TASK BRIEF: Repeat the listing word for word. No pictures belong in the copy.

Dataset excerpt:
[BEGIN]
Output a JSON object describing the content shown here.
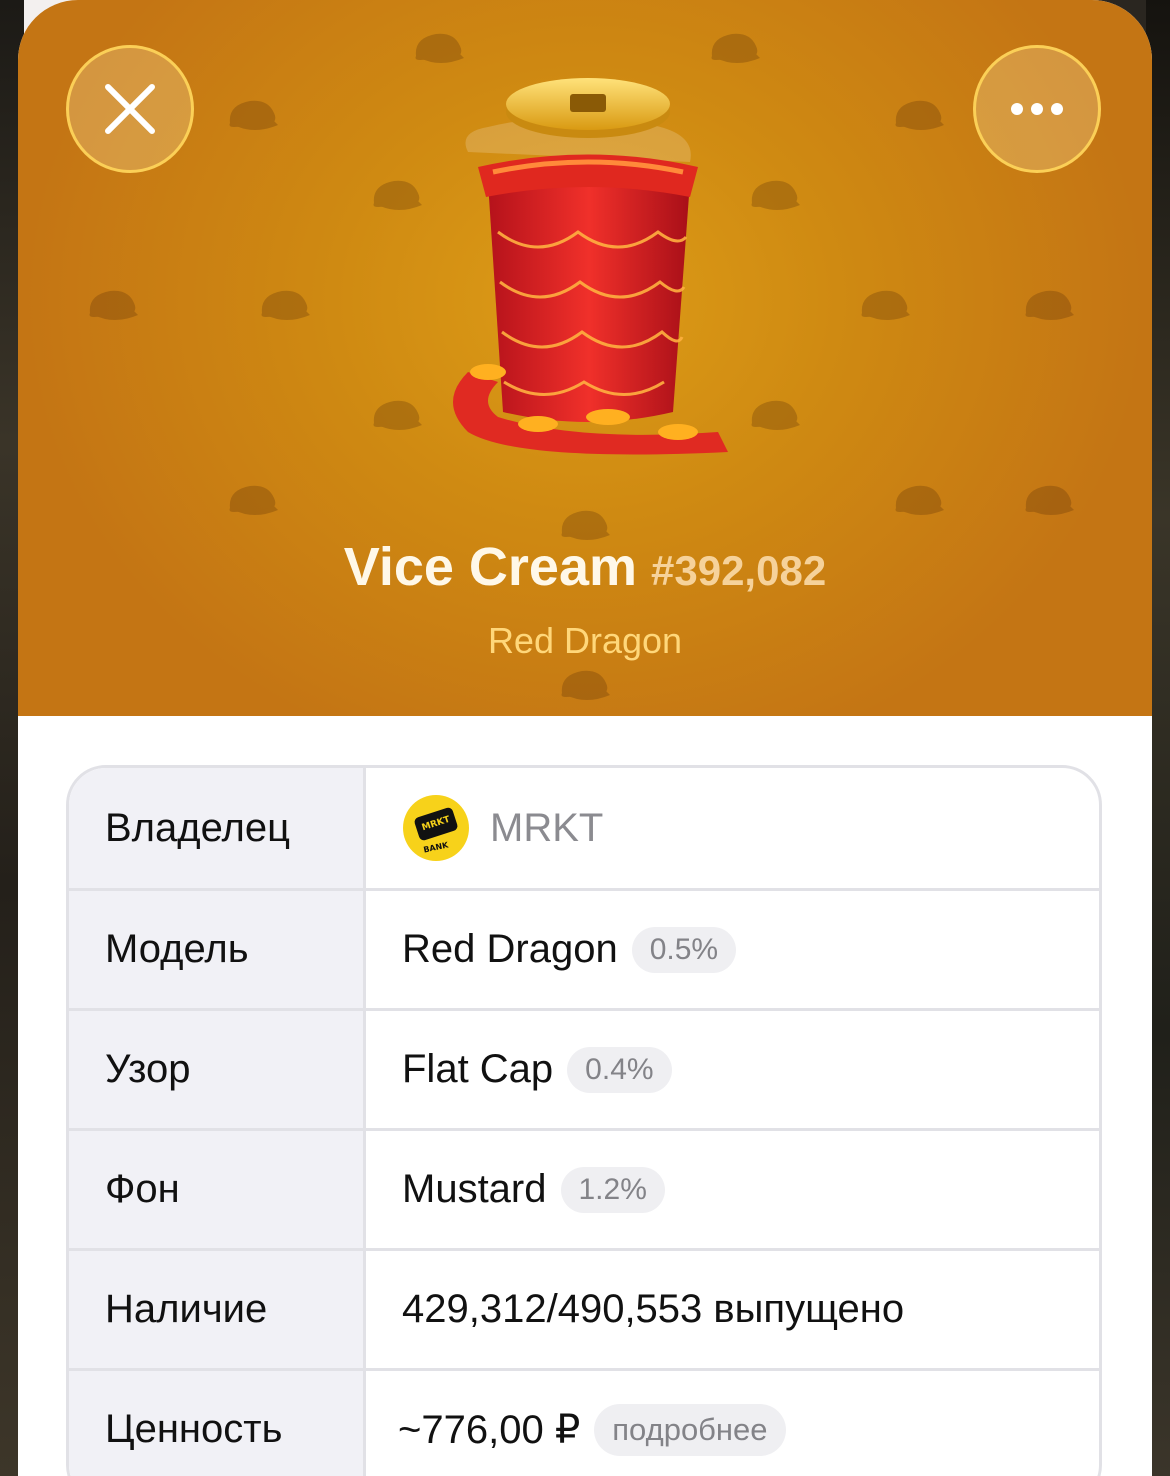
{
  "header": {
    "close_icon": "close-icon",
    "more_icon": "more-dots-icon"
  },
  "gift": {
    "name": "Vice Cream",
    "number": "#392,082",
    "subtitle": "Red Dragon",
    "background_color": "#D08A12",
    "pattern_icon": "flat-cap-icon",
    "image": "red-dragon-cup-illustration"
  },
  "details": {
    "owner": {
      "label": "Владелец",
      "value": "MRKT",
      "avatar_text_top": "MRKT",
      "avatar_text_bottom": "BANK"
    },
    "model": {
      "label": "Модель",
      "value": "Red Dragon",
      "rarity": "0.5%"
    },
    "pattern": {
      "label": "Узор",
      "value": "Flat Cap",
      "rarity": "0.4%"
    },
    "backdrop": {
      "label": "Фон",
      "value": "Mustard",
      "rarity": "1.2%"
    },
    "availability": {
      "label": "Наличие",
      "value": "429,312/490,553 выпущено"
    },
    "value": {
      "label": "Ценность",
      "value": "~776,00 ₽",
      "more_label": "подробнее"
    }
  },
  "colors": {
    "accent_gold": "#FFD77A",
    "pill_bg": "#EFEFF2",
    "pill_text": "#838388"
  }
}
[END]
TASK RESULT:
Output a JSON object describing the content shown here.
{
  "header": {
    "close_icon": "close-icon",
    "more_icon": "more-dots-icon"
  },
  "gift": {
    "name": "Vice Cream",
    "number": "#392,082",
    "subtitle": "Red Dragon",
    "background_color": "#D08A12",
    "pattern_icon": "flat-cap-icon",
    "image": "red-dragon-cup-illustration"
  },
  "details": {
    "owner": {
      "label": "Владелец",
      "value": "MRKT",
      "avatar_text_top": "MRKT",
      "avatar_text_bottom": "BANK"
    },
    "model": {
      "label": "Модель",
      "value": "Red Dragon",
      "rarity": "0.5%"
    },
    "pattern": {
      "label": "Узор",
      "value": "Flat Cap",
      "rarity": "0.4%"
    },
    "backdrop": {
      "label": "Фон",
      "value": "Mustard",
      "rarity": "1.2%"
    },
    "availability": {
      "label": "Наличие",
      "value": "429,312/490,553 выпущено"
    },
    "value": {
      "label": "Ценность",
      "value": "~776,00 ₽",
      "more_label": "подробнее"
    }
  },
  "colors": {
    "accent_gold": "#FFD77A",
    "pill_bg": "#EFEFF2",
    "pill_text": "#838388"
  }
}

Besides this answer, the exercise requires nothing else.